**Given request**:
Go through the entries and count the lines with the string "Julius" in them. Give only that number.

· · · ·

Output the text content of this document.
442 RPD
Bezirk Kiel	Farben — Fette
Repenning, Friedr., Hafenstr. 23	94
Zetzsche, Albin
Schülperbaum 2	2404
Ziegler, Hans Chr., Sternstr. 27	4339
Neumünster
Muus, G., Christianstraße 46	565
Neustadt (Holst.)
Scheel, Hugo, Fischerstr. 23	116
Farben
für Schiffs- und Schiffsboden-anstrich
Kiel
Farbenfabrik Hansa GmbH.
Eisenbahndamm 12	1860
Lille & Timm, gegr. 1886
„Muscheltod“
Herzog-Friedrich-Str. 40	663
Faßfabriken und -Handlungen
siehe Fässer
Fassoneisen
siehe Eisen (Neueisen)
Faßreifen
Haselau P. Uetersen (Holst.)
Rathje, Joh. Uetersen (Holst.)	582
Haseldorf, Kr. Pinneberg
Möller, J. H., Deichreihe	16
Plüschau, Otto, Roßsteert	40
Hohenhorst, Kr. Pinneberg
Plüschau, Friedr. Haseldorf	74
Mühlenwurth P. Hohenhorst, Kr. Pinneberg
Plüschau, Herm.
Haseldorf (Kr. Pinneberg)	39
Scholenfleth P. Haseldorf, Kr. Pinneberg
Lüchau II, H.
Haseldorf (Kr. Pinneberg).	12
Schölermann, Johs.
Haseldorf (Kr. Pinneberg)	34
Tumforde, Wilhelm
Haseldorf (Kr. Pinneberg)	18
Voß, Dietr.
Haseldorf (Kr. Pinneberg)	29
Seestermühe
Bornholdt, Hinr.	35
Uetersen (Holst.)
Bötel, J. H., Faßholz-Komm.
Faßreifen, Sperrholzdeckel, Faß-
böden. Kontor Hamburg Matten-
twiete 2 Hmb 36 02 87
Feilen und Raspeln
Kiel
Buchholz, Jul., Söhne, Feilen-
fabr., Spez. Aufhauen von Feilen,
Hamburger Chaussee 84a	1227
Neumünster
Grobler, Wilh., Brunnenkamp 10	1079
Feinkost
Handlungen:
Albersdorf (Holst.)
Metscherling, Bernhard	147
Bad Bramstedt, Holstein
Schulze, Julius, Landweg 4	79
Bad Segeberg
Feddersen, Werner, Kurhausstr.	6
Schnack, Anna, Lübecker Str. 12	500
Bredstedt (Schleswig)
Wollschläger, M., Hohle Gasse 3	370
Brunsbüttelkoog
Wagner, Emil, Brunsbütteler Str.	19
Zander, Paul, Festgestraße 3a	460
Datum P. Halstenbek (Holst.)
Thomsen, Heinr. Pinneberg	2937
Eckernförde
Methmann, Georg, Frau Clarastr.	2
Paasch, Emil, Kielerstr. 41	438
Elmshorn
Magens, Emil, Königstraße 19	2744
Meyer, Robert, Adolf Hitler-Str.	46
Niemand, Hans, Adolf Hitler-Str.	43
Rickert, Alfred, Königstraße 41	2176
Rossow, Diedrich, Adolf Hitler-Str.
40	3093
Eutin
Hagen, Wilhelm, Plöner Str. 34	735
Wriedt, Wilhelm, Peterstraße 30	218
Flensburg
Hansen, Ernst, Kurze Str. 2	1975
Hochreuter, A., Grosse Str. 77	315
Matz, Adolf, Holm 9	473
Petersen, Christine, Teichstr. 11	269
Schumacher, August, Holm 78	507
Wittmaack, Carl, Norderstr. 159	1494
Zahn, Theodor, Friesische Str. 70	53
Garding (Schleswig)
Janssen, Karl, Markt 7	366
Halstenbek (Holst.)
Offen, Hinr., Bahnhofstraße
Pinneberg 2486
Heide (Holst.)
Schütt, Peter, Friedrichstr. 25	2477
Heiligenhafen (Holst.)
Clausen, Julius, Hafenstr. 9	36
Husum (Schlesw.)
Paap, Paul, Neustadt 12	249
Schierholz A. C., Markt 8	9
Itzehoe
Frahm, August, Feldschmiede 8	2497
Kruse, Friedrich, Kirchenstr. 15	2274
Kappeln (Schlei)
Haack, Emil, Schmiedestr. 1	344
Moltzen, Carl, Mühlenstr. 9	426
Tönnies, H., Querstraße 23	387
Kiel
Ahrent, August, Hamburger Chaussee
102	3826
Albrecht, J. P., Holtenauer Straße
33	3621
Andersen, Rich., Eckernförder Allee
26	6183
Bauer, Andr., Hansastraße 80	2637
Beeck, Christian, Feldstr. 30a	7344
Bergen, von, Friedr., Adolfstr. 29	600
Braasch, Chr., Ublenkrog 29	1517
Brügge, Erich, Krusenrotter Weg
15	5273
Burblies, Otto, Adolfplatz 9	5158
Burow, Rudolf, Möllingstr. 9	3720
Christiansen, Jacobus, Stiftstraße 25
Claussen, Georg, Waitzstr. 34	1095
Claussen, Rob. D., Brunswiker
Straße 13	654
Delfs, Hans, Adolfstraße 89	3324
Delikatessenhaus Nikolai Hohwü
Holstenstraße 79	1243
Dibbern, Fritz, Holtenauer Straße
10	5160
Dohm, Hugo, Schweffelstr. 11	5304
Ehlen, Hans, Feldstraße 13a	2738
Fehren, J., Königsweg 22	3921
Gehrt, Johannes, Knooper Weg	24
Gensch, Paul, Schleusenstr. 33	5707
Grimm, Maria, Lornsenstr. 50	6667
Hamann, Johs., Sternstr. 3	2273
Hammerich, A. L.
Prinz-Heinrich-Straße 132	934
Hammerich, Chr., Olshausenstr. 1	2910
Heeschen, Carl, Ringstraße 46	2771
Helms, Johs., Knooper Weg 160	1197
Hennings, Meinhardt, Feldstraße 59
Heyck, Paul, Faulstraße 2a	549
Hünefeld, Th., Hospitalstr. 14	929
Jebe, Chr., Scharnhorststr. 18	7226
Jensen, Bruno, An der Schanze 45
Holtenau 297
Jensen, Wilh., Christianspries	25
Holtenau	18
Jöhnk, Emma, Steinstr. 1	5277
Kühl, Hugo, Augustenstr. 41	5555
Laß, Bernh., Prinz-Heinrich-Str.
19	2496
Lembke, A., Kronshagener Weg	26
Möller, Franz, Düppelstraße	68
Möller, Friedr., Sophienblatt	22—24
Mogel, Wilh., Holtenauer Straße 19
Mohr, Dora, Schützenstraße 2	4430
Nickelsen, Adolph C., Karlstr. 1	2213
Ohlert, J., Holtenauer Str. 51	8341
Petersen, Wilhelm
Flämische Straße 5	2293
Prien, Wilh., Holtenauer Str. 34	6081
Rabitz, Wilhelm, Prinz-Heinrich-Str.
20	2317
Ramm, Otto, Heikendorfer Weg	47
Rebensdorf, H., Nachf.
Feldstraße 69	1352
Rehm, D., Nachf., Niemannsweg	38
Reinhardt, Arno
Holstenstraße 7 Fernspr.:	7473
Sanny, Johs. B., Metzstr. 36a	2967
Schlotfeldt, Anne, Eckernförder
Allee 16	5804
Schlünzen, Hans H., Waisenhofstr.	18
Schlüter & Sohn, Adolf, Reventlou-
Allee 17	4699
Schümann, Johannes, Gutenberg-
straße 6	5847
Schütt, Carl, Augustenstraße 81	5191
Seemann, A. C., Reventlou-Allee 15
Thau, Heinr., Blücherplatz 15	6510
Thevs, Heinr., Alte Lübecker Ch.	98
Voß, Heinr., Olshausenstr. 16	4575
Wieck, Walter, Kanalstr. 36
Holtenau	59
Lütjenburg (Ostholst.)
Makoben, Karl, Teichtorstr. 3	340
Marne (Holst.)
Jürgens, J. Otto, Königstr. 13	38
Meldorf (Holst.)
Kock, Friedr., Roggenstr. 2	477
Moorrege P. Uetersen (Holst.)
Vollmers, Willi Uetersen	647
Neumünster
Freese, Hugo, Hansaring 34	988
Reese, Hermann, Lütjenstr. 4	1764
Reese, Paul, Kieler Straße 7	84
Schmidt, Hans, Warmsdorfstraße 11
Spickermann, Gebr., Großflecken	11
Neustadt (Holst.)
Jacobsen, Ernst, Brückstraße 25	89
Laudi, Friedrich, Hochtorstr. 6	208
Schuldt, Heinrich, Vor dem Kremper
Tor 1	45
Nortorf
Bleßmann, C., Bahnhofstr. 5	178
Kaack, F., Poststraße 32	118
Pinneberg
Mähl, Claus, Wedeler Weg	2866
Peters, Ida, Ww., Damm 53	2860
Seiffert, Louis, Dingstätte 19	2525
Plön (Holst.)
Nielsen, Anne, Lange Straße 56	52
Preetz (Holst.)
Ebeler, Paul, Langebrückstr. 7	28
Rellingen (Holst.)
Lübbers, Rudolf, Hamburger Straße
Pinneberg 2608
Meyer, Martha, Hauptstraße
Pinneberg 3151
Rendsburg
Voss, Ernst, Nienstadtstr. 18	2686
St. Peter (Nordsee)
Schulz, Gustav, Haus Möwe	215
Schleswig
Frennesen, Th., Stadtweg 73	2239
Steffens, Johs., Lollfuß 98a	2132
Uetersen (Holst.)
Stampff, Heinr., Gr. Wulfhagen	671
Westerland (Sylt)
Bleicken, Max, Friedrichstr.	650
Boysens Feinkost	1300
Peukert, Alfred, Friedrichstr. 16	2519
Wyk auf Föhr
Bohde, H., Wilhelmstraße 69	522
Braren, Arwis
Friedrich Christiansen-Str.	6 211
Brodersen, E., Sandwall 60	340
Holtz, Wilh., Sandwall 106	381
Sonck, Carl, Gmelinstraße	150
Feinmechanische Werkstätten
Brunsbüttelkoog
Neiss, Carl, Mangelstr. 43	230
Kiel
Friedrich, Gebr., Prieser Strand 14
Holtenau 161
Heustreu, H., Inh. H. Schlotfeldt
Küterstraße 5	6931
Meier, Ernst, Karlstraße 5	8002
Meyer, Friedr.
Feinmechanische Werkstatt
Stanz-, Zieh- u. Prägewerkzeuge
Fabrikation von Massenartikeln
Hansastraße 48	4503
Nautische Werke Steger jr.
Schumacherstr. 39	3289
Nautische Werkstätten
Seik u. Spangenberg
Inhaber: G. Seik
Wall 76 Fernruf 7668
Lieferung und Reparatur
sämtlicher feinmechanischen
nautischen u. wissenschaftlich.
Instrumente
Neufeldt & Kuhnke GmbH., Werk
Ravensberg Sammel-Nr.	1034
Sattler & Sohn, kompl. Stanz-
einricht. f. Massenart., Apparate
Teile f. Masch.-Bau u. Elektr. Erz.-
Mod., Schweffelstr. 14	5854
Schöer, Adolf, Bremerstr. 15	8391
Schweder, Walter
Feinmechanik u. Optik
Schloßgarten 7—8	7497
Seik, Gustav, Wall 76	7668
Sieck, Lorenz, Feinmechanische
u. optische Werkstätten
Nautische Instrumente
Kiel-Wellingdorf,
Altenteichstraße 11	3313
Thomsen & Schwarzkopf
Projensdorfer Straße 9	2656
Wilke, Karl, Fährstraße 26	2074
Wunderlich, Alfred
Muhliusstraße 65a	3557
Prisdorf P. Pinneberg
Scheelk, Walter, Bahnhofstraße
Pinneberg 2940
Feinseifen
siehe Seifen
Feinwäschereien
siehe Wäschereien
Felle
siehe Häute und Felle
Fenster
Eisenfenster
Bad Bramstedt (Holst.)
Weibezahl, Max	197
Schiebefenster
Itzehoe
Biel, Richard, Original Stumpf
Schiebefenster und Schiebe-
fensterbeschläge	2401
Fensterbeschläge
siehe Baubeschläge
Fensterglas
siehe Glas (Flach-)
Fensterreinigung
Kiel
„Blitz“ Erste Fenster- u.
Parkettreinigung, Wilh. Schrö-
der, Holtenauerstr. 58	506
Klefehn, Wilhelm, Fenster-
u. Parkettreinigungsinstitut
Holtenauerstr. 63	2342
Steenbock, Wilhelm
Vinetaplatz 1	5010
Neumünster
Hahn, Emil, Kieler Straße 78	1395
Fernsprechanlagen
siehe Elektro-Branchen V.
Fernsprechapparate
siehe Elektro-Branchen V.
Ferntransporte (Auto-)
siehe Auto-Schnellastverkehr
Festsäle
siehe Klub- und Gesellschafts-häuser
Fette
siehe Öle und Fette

· · · ·

**Result for this exercise**:
2